===== SOURCE MATERIAL

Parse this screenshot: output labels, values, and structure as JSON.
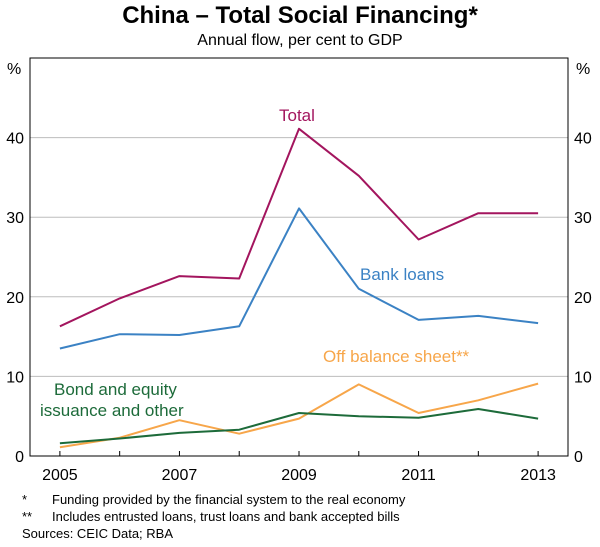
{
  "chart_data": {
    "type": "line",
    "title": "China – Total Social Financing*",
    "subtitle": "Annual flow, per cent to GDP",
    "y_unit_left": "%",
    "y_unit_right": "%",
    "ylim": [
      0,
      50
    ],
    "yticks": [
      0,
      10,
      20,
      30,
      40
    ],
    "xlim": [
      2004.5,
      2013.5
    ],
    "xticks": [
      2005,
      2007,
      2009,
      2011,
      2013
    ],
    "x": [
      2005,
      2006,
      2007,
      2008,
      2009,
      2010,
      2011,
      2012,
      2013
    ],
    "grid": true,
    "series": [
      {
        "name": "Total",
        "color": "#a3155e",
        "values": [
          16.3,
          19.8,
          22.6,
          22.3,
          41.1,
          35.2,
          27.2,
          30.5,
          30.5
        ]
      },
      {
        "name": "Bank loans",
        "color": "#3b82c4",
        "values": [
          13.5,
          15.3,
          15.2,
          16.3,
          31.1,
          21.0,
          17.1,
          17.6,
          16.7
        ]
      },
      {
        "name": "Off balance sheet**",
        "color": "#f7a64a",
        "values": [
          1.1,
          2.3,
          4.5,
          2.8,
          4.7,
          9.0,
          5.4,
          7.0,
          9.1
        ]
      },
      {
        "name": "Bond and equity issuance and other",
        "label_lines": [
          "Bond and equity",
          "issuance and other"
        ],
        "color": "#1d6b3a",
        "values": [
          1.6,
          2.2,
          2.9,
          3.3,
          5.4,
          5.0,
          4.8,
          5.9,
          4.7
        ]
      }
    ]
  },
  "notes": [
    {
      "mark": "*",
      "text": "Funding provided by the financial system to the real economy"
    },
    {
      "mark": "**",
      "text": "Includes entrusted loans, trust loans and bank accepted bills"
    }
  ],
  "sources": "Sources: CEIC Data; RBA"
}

==========

OBJECTIVE -
From the listing above, return each line with the word "color".

RESULT FOR THIS EXERCISE -
        "color": "#a3155e",
        "color": "#3b82c4",
        "color": "#f7a64a",
        "color": "#1d6b3a",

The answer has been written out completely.